* [Provided data]:
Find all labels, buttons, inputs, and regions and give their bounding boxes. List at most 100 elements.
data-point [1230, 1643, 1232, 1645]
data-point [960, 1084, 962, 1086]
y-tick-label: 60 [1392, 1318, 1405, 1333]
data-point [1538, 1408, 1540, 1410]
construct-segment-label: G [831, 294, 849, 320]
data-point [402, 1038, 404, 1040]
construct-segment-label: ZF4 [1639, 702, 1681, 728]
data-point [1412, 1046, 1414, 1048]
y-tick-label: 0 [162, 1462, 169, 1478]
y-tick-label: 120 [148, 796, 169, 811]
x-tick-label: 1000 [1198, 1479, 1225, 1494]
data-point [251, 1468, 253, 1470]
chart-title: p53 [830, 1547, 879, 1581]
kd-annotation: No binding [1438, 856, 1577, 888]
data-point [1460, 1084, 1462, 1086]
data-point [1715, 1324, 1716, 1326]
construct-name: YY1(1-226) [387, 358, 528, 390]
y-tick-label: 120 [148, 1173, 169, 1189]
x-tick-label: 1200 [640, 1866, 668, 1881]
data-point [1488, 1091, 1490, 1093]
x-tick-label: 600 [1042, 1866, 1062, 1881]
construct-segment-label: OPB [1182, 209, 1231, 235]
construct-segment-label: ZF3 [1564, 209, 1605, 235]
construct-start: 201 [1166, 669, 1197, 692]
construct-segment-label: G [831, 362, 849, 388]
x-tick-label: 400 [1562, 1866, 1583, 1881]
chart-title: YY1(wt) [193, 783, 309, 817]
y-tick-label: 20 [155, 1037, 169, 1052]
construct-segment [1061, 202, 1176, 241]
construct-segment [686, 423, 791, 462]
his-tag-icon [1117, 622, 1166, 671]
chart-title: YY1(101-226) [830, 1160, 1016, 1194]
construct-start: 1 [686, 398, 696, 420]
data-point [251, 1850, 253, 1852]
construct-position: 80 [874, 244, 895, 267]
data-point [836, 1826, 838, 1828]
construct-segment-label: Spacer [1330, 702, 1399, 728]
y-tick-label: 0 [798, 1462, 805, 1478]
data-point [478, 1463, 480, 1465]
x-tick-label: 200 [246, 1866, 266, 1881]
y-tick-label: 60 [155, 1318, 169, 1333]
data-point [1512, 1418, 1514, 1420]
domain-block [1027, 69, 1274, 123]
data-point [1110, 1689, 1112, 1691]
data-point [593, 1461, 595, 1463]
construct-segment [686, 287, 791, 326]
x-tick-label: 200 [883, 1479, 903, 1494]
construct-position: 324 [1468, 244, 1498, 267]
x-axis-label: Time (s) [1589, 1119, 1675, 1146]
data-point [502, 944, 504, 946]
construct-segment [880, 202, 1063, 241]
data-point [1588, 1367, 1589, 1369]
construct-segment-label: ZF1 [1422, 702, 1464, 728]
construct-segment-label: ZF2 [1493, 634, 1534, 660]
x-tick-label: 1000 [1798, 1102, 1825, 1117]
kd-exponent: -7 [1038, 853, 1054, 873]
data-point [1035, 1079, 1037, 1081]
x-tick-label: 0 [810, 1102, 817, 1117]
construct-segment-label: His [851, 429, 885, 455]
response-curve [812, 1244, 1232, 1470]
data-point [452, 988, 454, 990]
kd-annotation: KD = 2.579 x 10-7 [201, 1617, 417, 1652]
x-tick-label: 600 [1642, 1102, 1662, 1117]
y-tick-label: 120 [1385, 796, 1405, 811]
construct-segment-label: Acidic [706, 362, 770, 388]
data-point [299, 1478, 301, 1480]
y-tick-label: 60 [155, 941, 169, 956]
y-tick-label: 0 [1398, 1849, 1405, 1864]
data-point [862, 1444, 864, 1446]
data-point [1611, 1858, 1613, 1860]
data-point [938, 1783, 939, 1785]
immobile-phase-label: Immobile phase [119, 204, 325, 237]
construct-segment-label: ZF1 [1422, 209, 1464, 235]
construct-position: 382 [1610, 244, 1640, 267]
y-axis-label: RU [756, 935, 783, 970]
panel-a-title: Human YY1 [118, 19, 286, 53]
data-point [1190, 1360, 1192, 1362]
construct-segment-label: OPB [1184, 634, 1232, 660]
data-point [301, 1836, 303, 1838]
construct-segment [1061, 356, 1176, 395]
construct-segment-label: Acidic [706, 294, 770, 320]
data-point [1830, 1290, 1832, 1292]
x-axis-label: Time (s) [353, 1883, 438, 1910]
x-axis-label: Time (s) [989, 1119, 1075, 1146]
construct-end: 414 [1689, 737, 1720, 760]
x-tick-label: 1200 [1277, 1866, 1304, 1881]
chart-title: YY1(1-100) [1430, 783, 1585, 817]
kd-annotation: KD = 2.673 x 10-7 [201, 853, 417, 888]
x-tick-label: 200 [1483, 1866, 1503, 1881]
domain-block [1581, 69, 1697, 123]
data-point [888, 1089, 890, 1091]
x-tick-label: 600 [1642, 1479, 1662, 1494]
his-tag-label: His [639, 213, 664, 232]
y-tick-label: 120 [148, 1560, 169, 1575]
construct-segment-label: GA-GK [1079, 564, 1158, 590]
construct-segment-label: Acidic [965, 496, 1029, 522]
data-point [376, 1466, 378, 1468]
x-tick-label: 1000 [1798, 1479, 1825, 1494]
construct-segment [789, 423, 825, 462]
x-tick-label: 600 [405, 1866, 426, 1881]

* [Required work]: Update the items from the start down through the line containing "x-tick-label: 200 [883, 1479, 903, 1494]" by replacing "chart-title" with "panel-title", leaving everything else unchanged. Return only those lines.

* [Task output]:
Find all labels, buttons, inputs, and regions and give their bounding boxes. List at most 100 elements.
data-point [1230, 1643, 1232, 1645]
data-point [960, 1084, 962, 1086]
y-tick-label: 60 [1392, 1318, 1405, 1333]
data-point [1538, 1408, 1540, 1410]
construct-segment-label: G [831, 294, 849, 320]
data-point [402, 1038, 404, 1040]
construct-segment-label: ZF4 [1639, 702, 1681, 728]
data-point [1412, 1046, 1414, 1048]
y-tick-label: 0 [162, 1462, 169, 1478]
y-tick-label: 120 [148, 796, 169, 811]
x-tick-label: 1000 [1198, 1479, 1225, 1494]
data-point [251, 1468, 253, 1470]
panel-title: p53 [830, 1547, 879, 1581]
kd-annotation: No binding [1438, 856, 1577, 888]
data-point [1460, 1084, 1462, 1086]
data-point [1715, 1324, 1716, 1326]
construct-name: YY1(1-226) [387, 358, 528, 390]
y-tick-label: 120 [148, 1173, 169, 1189]
x-tick-label: 1200 [640, 1866, 668, 1881]
data-point [1488, 1091, 1490, 1093]
x-tick-label: 600 [1042, 1866, 1062, 1881]
construct-segment-label: OPB [1182, 209, 1231, 235]
construct-segment-label: ZF3 [1564, 209, 1605, 235]
construct-start: 201 [1166, 669, 1197, 692]
construct-segment-label: G [831, 362, 849, 388]
x-tick-label: 400 [1562, 1866, 1583, 1881]
panel-title: YY1(wt) [193, 783, 309, 817]
y-tick-label: 20 [155, 1037, 169, 1052]
construct-segment [1061, 202, 1176, 241]
construct-segment [686, 423, 791, 462]
his-tag-icon [1117, 622, 1166, 671]
panel-title: YY1(101-226) [830, 1160, 1016, 1194]
construct-start: 1 [686, 398, 696, 420]
data-point [251, 1850, 253, 1852]
construct-position: 80 [874, 244, 895, 267]
data-point [836, 1826, 838, 1828]
construct-segment-label: Spacer [1330, 702, 1399, 728]
y-tick-label: 0 [798, 1462, 805, 1478]
data-point [478, 1463, 480, 1465]
x-tick-label: 200 [246, 1866, 266, 1881]
y-tick-label: 60 [155, 1318, 169, 1333]
data-point [1512, 1418, 1514, 1420]
domain-block [1027, 69, 1274, 123]
data-point [1110, 1689, 1112, 1691]
data-point [593, 1461, 595, 1463]
construct-segment [686, 287, 791, 326]
x-tick-label: 200 [883, 1479, 903, 1494]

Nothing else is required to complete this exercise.